### OBJECTIVE
Take the listing and print it in full, exactly as given.

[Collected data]
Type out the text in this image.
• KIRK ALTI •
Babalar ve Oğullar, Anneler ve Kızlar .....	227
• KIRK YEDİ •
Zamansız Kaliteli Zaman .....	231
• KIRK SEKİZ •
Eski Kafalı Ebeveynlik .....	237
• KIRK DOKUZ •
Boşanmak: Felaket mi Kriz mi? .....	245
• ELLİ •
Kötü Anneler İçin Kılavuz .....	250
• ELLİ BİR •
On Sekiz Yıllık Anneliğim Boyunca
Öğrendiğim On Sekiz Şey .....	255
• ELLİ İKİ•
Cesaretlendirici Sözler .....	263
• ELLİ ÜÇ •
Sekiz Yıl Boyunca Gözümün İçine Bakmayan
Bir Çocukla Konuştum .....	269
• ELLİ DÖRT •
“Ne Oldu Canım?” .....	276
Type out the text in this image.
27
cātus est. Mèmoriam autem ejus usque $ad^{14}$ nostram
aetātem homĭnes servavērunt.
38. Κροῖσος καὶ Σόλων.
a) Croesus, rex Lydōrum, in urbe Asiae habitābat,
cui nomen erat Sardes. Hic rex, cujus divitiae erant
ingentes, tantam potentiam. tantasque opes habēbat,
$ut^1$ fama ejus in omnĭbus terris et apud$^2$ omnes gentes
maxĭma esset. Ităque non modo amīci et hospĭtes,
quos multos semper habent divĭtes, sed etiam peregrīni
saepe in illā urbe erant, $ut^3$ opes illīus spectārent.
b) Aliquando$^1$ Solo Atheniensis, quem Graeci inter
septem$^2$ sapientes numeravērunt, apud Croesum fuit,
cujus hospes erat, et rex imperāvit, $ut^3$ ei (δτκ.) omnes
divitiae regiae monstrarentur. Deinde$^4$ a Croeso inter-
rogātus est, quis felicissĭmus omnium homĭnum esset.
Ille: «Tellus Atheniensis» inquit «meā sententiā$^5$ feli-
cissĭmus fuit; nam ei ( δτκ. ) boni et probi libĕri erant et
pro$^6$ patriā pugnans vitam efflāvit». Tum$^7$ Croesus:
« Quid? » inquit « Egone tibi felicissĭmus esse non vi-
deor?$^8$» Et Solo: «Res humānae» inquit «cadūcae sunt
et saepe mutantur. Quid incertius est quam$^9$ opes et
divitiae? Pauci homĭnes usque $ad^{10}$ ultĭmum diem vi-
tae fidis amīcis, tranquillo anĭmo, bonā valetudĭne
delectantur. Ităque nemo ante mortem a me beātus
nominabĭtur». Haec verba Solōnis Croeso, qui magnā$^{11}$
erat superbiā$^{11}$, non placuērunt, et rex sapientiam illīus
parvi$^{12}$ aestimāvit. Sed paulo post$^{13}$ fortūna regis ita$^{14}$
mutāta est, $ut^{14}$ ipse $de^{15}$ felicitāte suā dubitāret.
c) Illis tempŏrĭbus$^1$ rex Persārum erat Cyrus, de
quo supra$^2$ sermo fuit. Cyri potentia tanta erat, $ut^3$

### RESPONSE TO THIS EXERCISE
Type out the text in this image.
• KIRK ALTI •
Babalar ve Oğullar, Anneler ve Kızlar .....	227
• KIRK YEDİ •
Zamansız Kaliteli Zaman .....	231
• KIRK SEKİZ •
Eski Kafalı Ebeveynlik .....	237
• KIRK DOKUZ •
Boşanmak: Felaket mi Kriz mi? .....	245
• ELLİ •
Kötü Anneler İçin Kılavuz .....	250
• ELLİ BİR •
On Sekiz Yıllık Anneliğim Boyunca
Öğrendiğim On Sekiz Şey .....	255
• ELLİ İKİ•
Cesaretlendirici Sözler .....	263
• ELLİ ÜÇ •
Sekiz Yıl Boyunca Gözümün İçine Bakmayan
Bir Çocukla Konuştum .....	269
• ELLİ DÖRT •
“Ne Oldu Canım?” .....	276
Type out the text in this image.
27
cātus est. Mèmoriam autem ejus usque $ad^{14}$ nostram
aetātem homĭnes servavērunt.
38. Κροῖσος καὶ Σόλων.
a) Croesus, rex Lydōrum, in urbe Asiae habitābat,
cui nomen erat Sardes. Hic rex, cujus divitiae erant
ingentes, tantam potentiam. tantasque opes habēbat,
$ut^1$ fama ejus in omnĭbus terris et apud$^2$ omnes gentes
maxĭma esset. Ităque non modo amīci et hospĭtes,
quos multos semper habent divĭtes, sed etiam peregrīni
saepe in illā urbe erant, $ut^3$ opes illīus spectārent.
b) Aliquando$^1$ Solo Atheniensis, quem Graeci inter
septem$^2$ sapientes numeravērunt, apud Croesum fuit,
cujus hospes erat, et rex imperāvit, $ut^3$ ei (δτκ.) omnes
divitiae regiae monstrarentur. Deinde$^4$ a Croeso inter-
rogātus est, quis felicissĭmus omnium homĭnum esset.
Ille: «Tellus Atheniensis» inquit «meā sententiā$^5$ feli-
cissĭmus fuit; nam ei ( δτκ. ) boni et probi libĕri erant et
pro$^6$ patriā pugnans vitam efflāvit». Tum$^7$ Croesus:
« Quid? » inquit « Egone tibi felicissĭmus esse non vi-
deor?$^8$» Et Solo: «Res humānae» inquit «cadūcae sunt
et saepe mutantur. Quid incertius est quam$^9$ opes et
divitiae? Pauci homĭnes usque $ad^{10}$ ultĭmum diem vi-
tae fidis amīcis, tranquillo anĭmo, bonā valetudĭne
delectantur. Ităque nemo ante mortem a me beātus
nominabĭtur». Haec verba Solōnis Croeso, qui magnā$^{11}$
erat superbiā$^{11}$, non placuērunt, et rex sapientiam illīus
parvi$^{12}$ aestimāvit. Sed paulo post$^{13}$ fortūna regis ita$^{14}$
mutāta est, $ut^{14}$ ipse $de^{15}$ felicitāte suā dubitāret.
c) Illis tempŏrĭbus$^1$ rex Persārum erat Cyrus, de
quo supra$^2$ sermo fuit. Cyri potentia tanta erat, $ut^3$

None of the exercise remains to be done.